## Work required
Copy out the data below verbatim.

## Stored data
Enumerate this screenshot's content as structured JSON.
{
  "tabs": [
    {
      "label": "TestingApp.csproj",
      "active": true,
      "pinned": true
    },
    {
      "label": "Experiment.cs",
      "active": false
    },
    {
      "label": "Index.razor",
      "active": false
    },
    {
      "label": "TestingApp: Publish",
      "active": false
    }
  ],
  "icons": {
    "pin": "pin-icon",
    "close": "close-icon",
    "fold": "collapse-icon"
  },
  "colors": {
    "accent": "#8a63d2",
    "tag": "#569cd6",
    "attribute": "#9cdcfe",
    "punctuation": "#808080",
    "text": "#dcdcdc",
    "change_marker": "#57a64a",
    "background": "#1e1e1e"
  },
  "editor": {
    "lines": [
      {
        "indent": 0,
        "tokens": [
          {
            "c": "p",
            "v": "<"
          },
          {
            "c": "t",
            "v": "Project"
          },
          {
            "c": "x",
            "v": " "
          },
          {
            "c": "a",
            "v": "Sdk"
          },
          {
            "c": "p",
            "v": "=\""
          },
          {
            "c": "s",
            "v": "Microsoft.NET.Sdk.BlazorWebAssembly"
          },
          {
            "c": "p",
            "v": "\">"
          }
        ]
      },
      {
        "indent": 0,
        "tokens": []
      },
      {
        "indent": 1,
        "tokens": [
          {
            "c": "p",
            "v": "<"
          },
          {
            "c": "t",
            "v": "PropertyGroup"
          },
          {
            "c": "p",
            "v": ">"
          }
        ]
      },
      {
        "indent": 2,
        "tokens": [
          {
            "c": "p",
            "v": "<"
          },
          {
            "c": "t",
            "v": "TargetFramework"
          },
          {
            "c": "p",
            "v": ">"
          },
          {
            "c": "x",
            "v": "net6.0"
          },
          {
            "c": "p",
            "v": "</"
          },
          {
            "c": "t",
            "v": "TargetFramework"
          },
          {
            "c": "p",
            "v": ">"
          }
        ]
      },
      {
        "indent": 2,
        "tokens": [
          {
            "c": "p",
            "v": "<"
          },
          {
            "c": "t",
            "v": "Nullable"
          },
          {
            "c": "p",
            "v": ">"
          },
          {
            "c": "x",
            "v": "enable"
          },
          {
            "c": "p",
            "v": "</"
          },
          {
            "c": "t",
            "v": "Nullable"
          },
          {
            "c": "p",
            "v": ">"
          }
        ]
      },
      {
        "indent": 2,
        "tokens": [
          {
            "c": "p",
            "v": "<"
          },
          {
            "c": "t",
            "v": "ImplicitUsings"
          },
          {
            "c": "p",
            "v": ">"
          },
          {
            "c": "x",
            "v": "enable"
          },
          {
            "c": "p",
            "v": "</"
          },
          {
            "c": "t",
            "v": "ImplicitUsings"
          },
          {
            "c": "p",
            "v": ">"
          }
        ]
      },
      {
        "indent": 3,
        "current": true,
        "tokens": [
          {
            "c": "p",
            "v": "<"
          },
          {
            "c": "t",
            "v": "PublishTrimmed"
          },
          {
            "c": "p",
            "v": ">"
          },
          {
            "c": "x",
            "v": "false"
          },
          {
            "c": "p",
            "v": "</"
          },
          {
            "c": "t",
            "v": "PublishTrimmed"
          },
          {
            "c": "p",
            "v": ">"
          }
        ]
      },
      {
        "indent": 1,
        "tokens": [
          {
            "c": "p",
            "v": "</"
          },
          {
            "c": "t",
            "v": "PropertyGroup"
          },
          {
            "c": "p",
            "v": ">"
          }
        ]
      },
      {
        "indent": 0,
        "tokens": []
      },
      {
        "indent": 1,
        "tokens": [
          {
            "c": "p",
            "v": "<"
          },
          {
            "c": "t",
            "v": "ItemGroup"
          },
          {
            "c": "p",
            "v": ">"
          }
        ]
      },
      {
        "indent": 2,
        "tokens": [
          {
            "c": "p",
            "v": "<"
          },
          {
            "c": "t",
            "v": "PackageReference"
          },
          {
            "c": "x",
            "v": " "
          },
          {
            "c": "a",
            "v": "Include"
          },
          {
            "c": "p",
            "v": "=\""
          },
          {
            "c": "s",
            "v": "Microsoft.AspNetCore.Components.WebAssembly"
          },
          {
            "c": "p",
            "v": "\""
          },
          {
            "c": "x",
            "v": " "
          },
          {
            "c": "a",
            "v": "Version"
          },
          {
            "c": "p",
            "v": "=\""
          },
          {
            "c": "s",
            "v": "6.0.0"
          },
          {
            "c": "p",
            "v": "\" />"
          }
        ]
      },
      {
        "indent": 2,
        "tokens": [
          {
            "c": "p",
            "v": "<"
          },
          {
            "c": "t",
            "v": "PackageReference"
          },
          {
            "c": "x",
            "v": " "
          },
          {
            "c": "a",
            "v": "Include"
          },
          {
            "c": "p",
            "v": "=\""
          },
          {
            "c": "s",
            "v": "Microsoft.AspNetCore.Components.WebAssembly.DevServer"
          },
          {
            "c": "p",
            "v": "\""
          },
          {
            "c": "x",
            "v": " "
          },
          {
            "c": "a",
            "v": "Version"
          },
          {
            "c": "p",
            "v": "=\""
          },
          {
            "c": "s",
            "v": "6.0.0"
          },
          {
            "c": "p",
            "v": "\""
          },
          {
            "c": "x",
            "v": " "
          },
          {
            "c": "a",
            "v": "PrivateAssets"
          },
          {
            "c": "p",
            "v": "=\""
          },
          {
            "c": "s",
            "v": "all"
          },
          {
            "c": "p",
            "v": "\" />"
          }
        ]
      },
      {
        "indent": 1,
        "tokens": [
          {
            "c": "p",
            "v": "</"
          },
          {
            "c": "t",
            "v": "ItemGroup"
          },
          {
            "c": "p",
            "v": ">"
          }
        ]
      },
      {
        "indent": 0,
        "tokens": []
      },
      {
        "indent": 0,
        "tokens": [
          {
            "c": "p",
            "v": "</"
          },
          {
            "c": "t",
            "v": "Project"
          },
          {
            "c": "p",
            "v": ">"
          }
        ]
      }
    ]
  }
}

## Written solution
Enumerate this screenshot's content as structured JSON.
{
  "tabs": [
    {
      "label": "TestingApp.csproj",
      "active": true,
      "pinned": true
    },
    {
      "label": "Experiment.cs",
      "active": false
    },
    {
      "label": "Index.razor",
      "active": false
    },
    {
      "label": "TestingApp: Publish",
      "active": false
    }
  ],
  "icons": {
    "pin": "pin-icon",
    "close": "close-icon",
    "fold": "collapse-icon"
  },
  "colors": {
    "accent": "#8a63d2",
    "tag": "#569cd6",
    "attribute": "#9cdcfe",
    "punctuation": "#808080",
    "text": "#dcdcdc",
    "change_marker": "#57a64a",
    "background": "#1e1e1e"
  },
  "editor": {
    "lines": [
      {
        "indent": 0,
        "tokens": [
          {
            "c": "p",
            "v": "<"
          },
          {
            "c": "t",
            "v": "Project"
          },
          {
            "c": "x",
            "v": " "
          },
          {
            "c": "a",
            "v": "Sdk"
          },
          {
            "c": "p",
            "v": "=\""
          },
          {
            "c": "s",
            "v": "Microsoft.NET.Sdk.BlazorWebAssembly"
          },
          {
            "c": "p",
            "v": "\">"
          }
        ]
      },
      {
        "indent": 0,
        "tokens": []
      },
      {
        "indent": 1,
        "tokens": [
          {
            "c": "p",
            "v": "<"
          },
          {
            "c": "t",
            "v": "PropertyGroup"
          },
          {
            "c": "p",
            "v": ">"
          }
        ]
      },
      {
        "indent": 2,
        "tokens": [
          {
            "c": "p",
            "v": "<"
          },
          {
            "c": "t",
            "v": "TargetFramework"
          },
          {
            "c": "p",
            "v": ">"
          },
          {
            "c": "x",
            "v": "net6.0"
          },
          {
            "c": "p",
            "v": "</"
          },
          {
            "c": "t",
            "v": "TargetFramework"
          },
          {
            "c": "p",
            "v": ">"
          }
        ]
      },
      {
        "indent": 2,
        "tokens": [
          {
            "c": "p",
            "v": "<"
          },
          {
            "c": "t",
            "v": "Nullable"
          },
          {
            "c": "p",
            "v": ">"
          },
          {
            "c": "x",
            "v": "enable"
          },
          {
            "c": "p",
            "v": "</"
          },
          {
            "c": "t",
            "v": "Nullable"
          },
          {
            "c": "p",
            "v": ">"
          }
        ]
      },
      {
        "indent": 2,
        "tokens": [
          {
            "c": "p",
            "v": "<"
          },
          {
            "c": "t",
            "v": "ImplicitUsings"
          },
          {
            "c": "p",
            "v": ">"
          },
          {
            "c": "x",
            "v": "enable"
          },
          {
            "c": "p",
            "v": "</"
          },
          {
            "c": "t",
            "v": "ImplicitUsings"
          },
          {
            "c": "p",
            "v": ">"
          }
        ]
      },
      {
        "indent": 3,
        "current": true,
        "tokens": [
          {
            "c": "p",
            "v": "<"
          },
          {
            "c": "t",
            "v": "PublishTrimmed"
          },
          {
            "c": "p",
            "v": ">"
          },
          {
            "c": "x",
            "v": "false"
          },
          {
            "c": "p",
            "v": "</"
          },
          {
            "c": "t",
            "v": "PublishTrimmed"
          },
          {
            "c": "p",
            "v": ">"
          }
        ]
      },
      {
        "indent": 1,
        "tokens": [
          {
            "c": "p",
            "v": "</"
          },
          {
            "c": "t",
            "v": "PropertyGroup"
          },
          {
            "c": "p",
            "v": ">"
          }
        ]
      },
      {
        "indent": 0,
        "tokens": []
      },
      {
        "indent": 1,
        "tokens": [
          {
            "c": "p",
            "v": "<"
          },
          {
            "c": "t",
            "v": "ItemGroup"
          },
          {
            "c": "p",
            "v": ">"
          }
        ]
      },
      {
        "indent": 2,
        "tokens": [
          {
            "c": "p",
            "v": "<"
          },
          {
            "c": "t",
            "v": "PackageReference"
          },
          {
            "c": "x",
            "v": " "
          },
          {
            "c": "a",
            "v": "Include"
          },
          {
            "c": "p",
            "v": "=\""
          },
          {
            "c": "s",
            "v": "Microsoft.AspNetCore.Components.WebAssembly"
          },
          {
            "c": "p",
            "v": "\""
          },
          {
            "c": "x",
            "v": " "
          },
          {
            "c": "a",
            "v": "Version"
          },
          {
            "c": "p",
            "v": "=\""
          },
          {
            "c": "s",
            "v": "6.0.0"
          },
          {
            "c": "p",
            "v": "\" />"
          }
        ]
      },
      {
        "indent": 2,
        "tokens": [
          {
            "c": "p",
            "v": "<"
          },
          {
            "c": "t",
            "v": "PackageReference"
          },
          {
            "c": "x",
            "v": " "
          },
          {
            "c": "a",
            "v": "Include"
          },
          {
            "c": "p",
            "v": "=\""
          },
          {
            "c": "s",
            "v": "Microsoft.AspNetCore.Components.WebAssembly.DevServer"
          },
          {
            "c": "p",
            "v": "\""
          },
          {
            "c": "x",
            "v": " "
          },
          {
            "c": "a",
            "v": "Version"
          },
          {
            "c": "p",
            "v": "=\""
          },
          {
            "c": "s",
            "v": "6.0.0"
          },
          {
            "c": "p",
            "v": "\""
          },
          {
            "c": "x",
            "v": " "
          },
          {
            "c": "a",
            "v": "PrivateAssets"
          },
          {
            "c": "p",
            "v": "=\""
          },
          {
            "c": "s",
            "v": "all"
          },
          {
            "c": "p",
            "v": "\" />"
          }
        ]
      },
      {
        "indent": 1,
        "tokens": [
          {
            "c": "p",
            "v": "</"
          },
          {
            "c": "t",
            "v": "ItemGroup"
          },
          {
            "c": "p",
            "v": ">"
          }
        ]
      },
      {
        "indent": 0,
        "tokens": []
      },
      {
        "indent": 0,
        "tokens": [
          {
            "c": "p",
            "v": "</"
          },
          {
            "c": "t",
            "v": "Project"
          },
          {
            "c": "p",
            "v": ">"
          }
        ]
      }
    ]
  }
}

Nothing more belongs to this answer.